→ INSTRUCTIONS FOR THE TASK:
Quote every line of the data below as it stands, omitting pictures.
— begin EXTRACTED INFORMATION —
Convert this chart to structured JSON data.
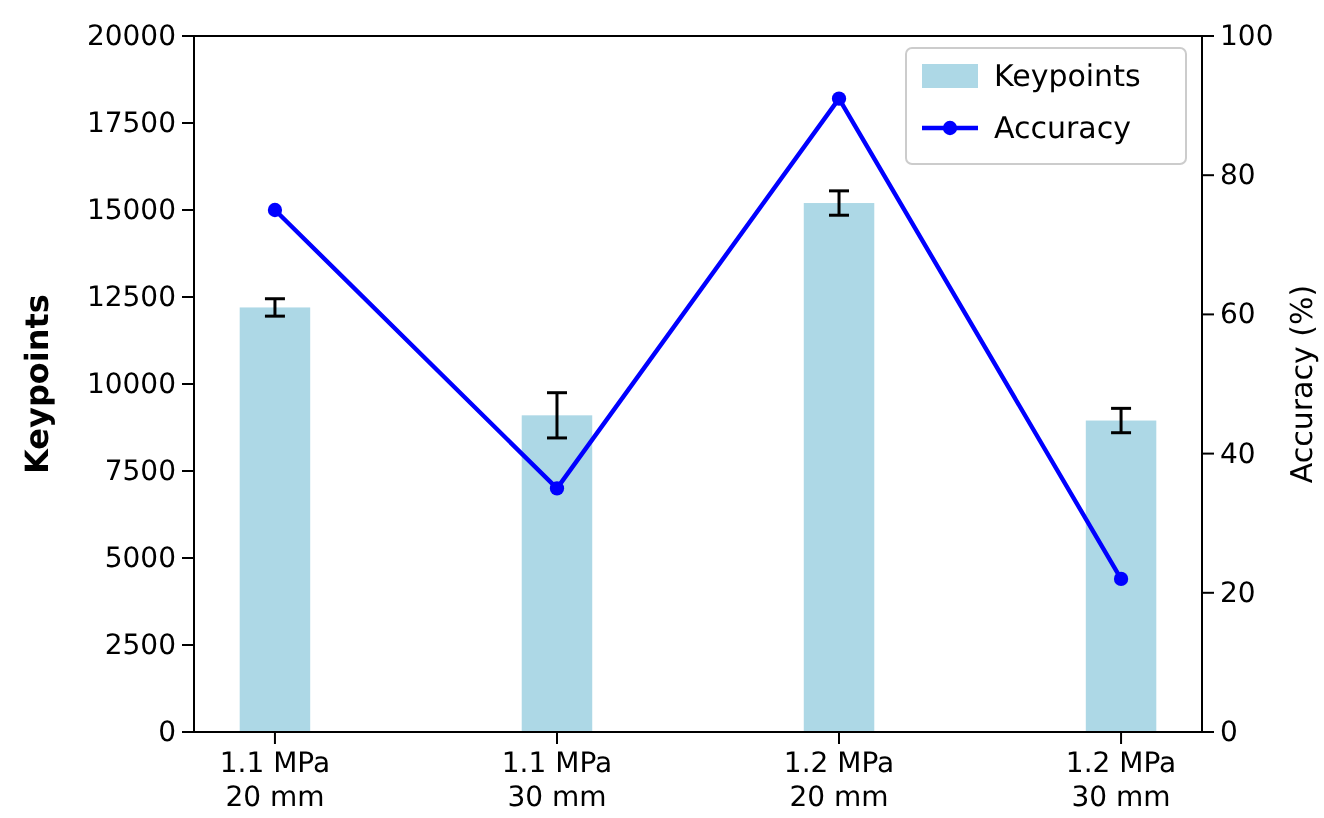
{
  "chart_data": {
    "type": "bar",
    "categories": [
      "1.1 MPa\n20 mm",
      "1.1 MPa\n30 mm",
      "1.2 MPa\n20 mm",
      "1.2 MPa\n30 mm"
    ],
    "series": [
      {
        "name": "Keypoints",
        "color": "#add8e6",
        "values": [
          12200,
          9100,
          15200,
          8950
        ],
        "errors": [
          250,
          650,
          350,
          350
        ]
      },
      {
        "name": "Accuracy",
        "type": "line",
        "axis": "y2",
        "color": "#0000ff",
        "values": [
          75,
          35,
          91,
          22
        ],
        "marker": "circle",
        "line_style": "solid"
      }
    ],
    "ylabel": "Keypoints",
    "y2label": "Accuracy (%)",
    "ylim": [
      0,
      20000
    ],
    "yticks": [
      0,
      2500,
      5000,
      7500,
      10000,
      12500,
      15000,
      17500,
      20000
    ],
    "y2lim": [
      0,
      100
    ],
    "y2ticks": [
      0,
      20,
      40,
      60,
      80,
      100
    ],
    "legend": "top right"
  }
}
— end EXTRACTED INFORMATION —
→ CORRECT OUTPUT:
Convert this chart to structured JSON data.
{
  "chart_data": {
    "type": "bar",
    "categories": [
      "1.1 MPa\n20 mm",
      "1.1 MPa\n30 mm",
      "1.2 MPa\n20 mm",
      "1.2 MPa\n30 mm"
    ],
    "series": [
      {
        "name": "Keypoints",
        "color": "#add8e6",
        "values": [
          12200,
          9100,
          15200,
          8950
        ],
        "errors": [
          250,
          650,
          350,
          350
        ]
      },
      {
        "name": "Accuracy",
        "type": "line",
        "axis": "y2",
        "color": "#0000ff",
        "values": [
          75,
          35,
          91,
          22
        ],
        "marker": "circle",
        "line_style": "solid"
      }
    ],
    "ylabel": "Keypoints",
    "y2label": "Accuracy (%)",
    "ylim": [
      0,
      20000
    ],
    "yticks": [
      0,
      2500,
      5000,
      7500,
      10000,
      12500,
      15000,
      17500,
      20000
    ],
    "y2lim": [
      0,
      100
    ],
    "y2ticks": [
      0,
      20,
      40,
      60,
      80,
      100
    ],
    "legend": "top right"
  }
}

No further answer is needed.